» INSTRUCTION:
In the listing below, copy out verbatim the lines from the one containing "Identify all the" through the one containing "x-tick-label: 2015 <box>363 522 401 540</box>", both included, and nothing else. Omit the pictures.

-- start of INPUT --

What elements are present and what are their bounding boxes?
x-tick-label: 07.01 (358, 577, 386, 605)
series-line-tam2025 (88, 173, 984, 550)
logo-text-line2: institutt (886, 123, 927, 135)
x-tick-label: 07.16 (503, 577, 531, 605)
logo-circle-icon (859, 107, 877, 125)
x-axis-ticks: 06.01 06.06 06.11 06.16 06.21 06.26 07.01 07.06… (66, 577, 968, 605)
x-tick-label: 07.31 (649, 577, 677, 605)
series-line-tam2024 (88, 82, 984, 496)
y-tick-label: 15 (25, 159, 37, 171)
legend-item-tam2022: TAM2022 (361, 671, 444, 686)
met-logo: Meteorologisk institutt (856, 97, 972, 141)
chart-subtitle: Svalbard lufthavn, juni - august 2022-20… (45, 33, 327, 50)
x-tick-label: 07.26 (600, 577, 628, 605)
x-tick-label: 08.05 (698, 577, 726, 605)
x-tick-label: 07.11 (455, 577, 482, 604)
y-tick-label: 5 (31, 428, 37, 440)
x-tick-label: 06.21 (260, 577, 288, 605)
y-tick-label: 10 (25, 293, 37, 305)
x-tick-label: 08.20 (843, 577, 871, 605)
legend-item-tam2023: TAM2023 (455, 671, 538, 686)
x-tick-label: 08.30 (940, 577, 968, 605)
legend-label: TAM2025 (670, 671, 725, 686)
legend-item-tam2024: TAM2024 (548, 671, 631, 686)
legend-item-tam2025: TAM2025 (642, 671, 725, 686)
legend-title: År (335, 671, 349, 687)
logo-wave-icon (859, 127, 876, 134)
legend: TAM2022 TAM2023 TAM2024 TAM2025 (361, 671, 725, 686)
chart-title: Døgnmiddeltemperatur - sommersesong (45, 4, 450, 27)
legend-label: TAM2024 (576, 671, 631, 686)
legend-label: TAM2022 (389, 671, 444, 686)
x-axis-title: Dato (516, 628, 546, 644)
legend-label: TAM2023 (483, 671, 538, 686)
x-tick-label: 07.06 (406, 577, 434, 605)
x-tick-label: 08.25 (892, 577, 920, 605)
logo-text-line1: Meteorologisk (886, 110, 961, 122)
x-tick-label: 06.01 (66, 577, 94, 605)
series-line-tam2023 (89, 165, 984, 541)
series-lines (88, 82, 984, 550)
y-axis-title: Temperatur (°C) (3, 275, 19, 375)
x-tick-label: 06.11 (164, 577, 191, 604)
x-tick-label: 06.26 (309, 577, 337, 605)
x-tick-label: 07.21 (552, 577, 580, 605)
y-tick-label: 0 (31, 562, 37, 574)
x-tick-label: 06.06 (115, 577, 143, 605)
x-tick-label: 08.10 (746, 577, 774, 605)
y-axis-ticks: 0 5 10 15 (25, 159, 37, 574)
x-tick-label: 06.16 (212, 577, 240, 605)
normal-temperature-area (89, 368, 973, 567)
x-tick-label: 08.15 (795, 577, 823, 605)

-- end of INPUT --
-- start of INPUT --

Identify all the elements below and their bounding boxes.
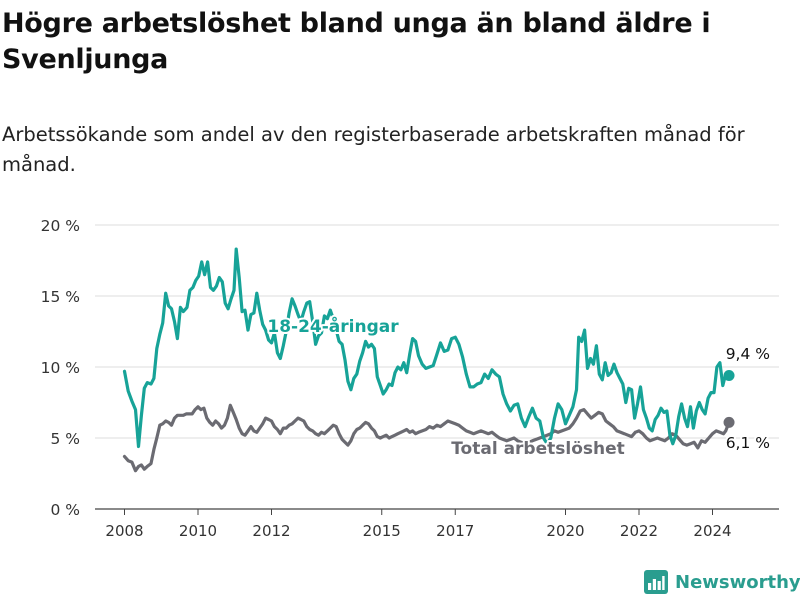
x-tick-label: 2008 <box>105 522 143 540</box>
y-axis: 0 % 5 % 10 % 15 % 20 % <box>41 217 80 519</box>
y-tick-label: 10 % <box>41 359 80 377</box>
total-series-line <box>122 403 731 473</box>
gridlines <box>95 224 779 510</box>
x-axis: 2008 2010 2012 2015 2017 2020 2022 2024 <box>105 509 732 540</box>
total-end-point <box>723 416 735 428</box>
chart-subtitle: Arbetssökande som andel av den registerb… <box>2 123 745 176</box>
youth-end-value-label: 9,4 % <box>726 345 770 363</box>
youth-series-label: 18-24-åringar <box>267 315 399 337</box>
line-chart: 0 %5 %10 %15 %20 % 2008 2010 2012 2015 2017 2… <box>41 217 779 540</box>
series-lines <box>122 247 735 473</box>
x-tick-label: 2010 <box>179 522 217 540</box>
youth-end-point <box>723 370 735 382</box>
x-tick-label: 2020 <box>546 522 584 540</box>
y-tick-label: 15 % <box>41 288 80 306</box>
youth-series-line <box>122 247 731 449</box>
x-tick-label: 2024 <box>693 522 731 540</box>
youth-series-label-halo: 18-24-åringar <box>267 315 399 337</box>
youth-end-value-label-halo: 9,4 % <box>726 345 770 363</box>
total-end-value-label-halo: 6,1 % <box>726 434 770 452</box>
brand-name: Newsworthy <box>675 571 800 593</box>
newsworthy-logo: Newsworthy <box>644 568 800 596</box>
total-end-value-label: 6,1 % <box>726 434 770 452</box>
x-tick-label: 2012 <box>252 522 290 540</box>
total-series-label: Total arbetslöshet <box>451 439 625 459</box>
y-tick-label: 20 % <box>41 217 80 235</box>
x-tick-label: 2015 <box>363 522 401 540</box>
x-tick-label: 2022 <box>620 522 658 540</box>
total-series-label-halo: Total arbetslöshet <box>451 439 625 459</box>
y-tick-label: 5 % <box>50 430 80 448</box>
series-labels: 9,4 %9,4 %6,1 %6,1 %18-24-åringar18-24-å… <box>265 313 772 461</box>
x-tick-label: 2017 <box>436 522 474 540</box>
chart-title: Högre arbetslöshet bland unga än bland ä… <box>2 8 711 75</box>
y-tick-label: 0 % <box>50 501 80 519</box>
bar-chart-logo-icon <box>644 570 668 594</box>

-- end of INPUT --
-- start of INPUT --

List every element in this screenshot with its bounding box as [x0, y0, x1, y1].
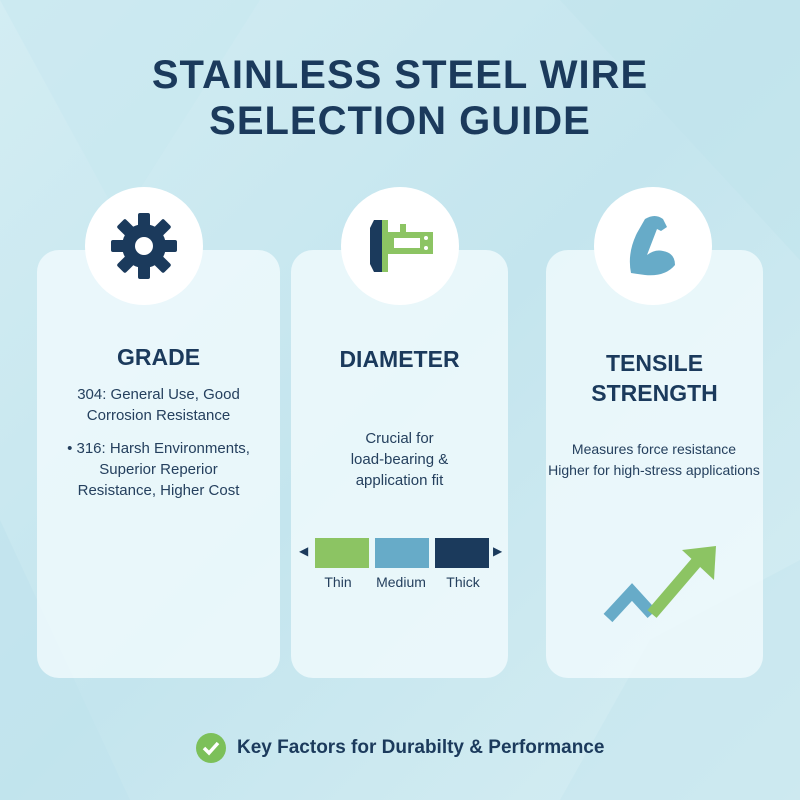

-- end of INPUT --

» RESULT BELOW:
Identify all the elements below and their bounding boxes.
x-tick-label: 2008 <box>105 522 143 540</box>
y-axis: 0 % 5 % 10 % 15 % 20 % <box>41 217 80 519</box>
y-tick-label: 10 % <box>41 359 80 377</box>
total-series-line <box>122 403 731 473</box>
gridlines <box>95 224 779 510</box>
x-axis: 2008 2010 2012 2015 2017 2020 2022 2024 <box>105 509 732 540</box>
total-end-point <box>723 416 735 428</box>
chart-subtitle: Arbetssökande som andel av den registerb… <box>2 123 745 176</box>
youth-end-value-label: 9,4 % <box>726 345 770 363</box>
youth-series-label: 18-24-åringar <box>267 315 399 337</box>
line-chart: 0 %5 %10 %15 %20 % 2008 2010 2012 2015 2017 2… <box>41 217 779 540</box>
series-lines <box>122 247 735 473</box>
x-tick-label: 2010 <box>179 522 217 540</box>
youth-end-point <box>723 370 735 382</box>
x-tick-label: 2020 <box>546 522 584 540</box>
y-tick-label: 15 % <box>41 288 80 306</box>
youth-series-line <box>122 247 731 449</box>
x-tick-label: 2024 <box>693 522 731 540</box>
youth-series-label-halo: 18-24-åringar <box>267 315 399 337</box>
youth-end-value-label-halo: 9,4 % <box>726 345 770 363</box>
total-end-value-label-halo: 6,1 % <box>726 434 770 452</box>
brand-name: Newsworthy <box>675 571 800 593</box>
newsworthy-logo: Newsworthy <box>644 568 800 596</box>
total-end-value-label: 6,1 % <box>726 434 770 452</box>
x-tick-label: 2012 <box>252 522 290 540</box>
total-series-label: Total arbetslöshet <box>451 439 625 459</box>
y-tick-label: 20 % <box>41 217 80 235</box>
x-tick-label: 2015 <box>363 522 401 540</box>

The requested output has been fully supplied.